== Required task ==
Identify the lines that contain the word "each", then copy them.

====== Data records

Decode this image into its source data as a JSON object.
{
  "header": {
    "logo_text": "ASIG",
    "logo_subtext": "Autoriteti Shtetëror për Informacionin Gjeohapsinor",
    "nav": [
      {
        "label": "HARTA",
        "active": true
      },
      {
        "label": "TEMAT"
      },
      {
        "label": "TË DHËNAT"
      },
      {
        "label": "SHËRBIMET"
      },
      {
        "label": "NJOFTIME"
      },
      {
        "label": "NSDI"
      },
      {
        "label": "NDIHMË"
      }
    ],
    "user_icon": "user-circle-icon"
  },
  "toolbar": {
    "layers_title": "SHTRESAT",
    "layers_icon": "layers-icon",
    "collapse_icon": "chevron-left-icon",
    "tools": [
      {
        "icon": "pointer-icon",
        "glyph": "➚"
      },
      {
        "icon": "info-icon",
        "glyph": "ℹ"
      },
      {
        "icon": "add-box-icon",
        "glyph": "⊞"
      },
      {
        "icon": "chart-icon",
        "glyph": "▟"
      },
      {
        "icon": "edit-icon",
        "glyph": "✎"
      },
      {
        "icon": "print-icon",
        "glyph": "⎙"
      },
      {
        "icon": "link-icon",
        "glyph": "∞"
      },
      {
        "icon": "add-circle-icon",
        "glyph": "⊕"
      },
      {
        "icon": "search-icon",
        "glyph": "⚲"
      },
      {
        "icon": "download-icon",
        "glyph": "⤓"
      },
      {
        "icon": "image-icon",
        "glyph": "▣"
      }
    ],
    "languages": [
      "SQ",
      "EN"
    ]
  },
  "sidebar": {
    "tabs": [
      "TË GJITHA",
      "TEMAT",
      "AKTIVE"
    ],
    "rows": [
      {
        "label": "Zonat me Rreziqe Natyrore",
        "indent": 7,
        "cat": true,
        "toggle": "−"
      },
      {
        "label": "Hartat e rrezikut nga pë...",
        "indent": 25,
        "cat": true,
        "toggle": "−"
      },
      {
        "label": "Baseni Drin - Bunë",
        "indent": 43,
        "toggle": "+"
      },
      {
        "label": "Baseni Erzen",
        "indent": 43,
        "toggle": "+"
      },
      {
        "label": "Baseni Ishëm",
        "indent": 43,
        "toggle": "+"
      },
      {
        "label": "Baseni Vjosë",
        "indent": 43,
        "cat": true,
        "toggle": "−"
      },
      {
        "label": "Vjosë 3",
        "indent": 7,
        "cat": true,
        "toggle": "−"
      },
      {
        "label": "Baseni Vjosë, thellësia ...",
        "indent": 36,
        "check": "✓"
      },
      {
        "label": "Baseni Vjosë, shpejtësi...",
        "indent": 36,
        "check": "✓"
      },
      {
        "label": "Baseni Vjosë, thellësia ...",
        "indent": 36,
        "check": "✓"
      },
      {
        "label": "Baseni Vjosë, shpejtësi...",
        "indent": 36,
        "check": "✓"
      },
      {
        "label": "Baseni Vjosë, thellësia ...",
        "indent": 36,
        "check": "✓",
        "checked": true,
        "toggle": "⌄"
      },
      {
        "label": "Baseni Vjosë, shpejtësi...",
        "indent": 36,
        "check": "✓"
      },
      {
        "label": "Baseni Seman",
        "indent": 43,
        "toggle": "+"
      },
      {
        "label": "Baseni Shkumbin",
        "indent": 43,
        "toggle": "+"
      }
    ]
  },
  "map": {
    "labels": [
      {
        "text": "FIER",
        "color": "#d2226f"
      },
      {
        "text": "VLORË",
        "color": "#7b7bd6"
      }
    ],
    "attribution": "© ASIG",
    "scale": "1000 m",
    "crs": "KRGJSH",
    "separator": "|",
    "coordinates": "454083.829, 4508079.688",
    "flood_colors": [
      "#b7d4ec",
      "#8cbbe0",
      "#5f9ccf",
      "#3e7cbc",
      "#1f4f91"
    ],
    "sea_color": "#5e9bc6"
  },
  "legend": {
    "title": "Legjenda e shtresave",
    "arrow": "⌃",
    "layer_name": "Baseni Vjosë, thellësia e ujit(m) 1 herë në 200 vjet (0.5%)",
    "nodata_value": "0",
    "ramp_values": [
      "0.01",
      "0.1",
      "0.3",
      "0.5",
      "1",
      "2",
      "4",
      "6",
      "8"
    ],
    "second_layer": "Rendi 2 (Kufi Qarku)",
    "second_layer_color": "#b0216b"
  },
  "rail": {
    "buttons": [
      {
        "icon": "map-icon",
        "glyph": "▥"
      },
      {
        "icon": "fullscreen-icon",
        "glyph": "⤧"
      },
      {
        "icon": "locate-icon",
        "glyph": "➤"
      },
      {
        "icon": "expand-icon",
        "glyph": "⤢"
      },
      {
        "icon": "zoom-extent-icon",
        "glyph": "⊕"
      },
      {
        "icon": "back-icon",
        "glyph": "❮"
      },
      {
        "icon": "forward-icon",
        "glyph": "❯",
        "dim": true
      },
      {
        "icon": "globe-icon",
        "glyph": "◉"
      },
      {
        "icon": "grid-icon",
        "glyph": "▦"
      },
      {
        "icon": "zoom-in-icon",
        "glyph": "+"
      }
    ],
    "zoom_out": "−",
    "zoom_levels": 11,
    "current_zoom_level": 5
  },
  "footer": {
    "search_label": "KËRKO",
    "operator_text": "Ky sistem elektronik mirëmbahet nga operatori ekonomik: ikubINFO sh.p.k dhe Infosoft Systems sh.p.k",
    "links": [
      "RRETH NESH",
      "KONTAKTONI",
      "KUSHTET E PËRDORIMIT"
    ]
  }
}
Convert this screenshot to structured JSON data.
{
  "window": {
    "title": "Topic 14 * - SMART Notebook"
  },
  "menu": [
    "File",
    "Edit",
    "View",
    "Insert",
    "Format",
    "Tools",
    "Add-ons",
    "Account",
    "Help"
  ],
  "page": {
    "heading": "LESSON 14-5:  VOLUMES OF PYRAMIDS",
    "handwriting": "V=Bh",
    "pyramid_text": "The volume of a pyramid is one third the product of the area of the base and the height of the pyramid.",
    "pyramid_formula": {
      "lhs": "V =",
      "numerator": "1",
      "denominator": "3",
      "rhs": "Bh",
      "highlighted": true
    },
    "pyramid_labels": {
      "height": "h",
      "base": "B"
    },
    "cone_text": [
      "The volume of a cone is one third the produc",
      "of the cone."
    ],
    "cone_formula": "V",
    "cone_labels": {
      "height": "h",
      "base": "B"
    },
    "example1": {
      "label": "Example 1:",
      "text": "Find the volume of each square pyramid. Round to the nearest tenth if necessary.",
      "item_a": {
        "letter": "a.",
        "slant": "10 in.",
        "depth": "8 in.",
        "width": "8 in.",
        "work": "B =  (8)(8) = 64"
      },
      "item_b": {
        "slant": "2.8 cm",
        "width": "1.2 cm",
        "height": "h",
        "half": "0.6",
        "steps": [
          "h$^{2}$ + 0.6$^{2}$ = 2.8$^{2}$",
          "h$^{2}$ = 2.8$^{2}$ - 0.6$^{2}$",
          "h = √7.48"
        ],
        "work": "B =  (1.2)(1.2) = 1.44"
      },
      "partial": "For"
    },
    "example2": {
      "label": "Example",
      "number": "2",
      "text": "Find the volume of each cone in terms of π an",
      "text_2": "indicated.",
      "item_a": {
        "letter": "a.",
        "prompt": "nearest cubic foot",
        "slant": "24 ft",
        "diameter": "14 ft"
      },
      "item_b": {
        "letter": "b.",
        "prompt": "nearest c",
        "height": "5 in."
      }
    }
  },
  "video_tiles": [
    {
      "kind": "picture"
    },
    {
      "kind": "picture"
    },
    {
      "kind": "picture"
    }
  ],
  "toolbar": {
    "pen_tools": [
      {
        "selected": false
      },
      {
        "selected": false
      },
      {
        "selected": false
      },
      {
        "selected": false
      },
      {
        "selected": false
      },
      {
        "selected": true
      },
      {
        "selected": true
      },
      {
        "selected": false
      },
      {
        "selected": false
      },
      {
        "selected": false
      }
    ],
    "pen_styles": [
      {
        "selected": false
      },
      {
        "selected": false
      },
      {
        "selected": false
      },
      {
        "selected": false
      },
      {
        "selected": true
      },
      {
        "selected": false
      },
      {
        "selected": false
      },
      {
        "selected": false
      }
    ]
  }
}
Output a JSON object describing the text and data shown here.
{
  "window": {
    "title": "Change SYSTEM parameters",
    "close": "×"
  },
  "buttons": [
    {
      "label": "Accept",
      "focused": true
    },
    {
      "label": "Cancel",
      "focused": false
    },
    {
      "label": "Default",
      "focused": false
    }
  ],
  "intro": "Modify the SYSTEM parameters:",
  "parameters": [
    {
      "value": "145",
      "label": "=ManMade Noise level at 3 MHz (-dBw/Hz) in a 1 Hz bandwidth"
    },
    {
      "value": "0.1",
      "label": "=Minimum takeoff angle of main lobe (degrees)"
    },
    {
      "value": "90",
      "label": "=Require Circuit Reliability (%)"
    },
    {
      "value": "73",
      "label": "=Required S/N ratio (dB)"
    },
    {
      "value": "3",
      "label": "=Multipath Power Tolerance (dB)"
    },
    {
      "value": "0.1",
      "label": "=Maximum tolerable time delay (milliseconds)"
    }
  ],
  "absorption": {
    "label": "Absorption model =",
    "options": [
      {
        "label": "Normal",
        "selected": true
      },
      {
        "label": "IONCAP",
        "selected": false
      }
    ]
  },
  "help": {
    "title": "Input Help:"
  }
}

============

== Answer to this task ==
      "text": "Find the volume of each square pyramid. Round to the nearest tenth if necessary.",
      "text": "Find the volume of each cone in terms of π an",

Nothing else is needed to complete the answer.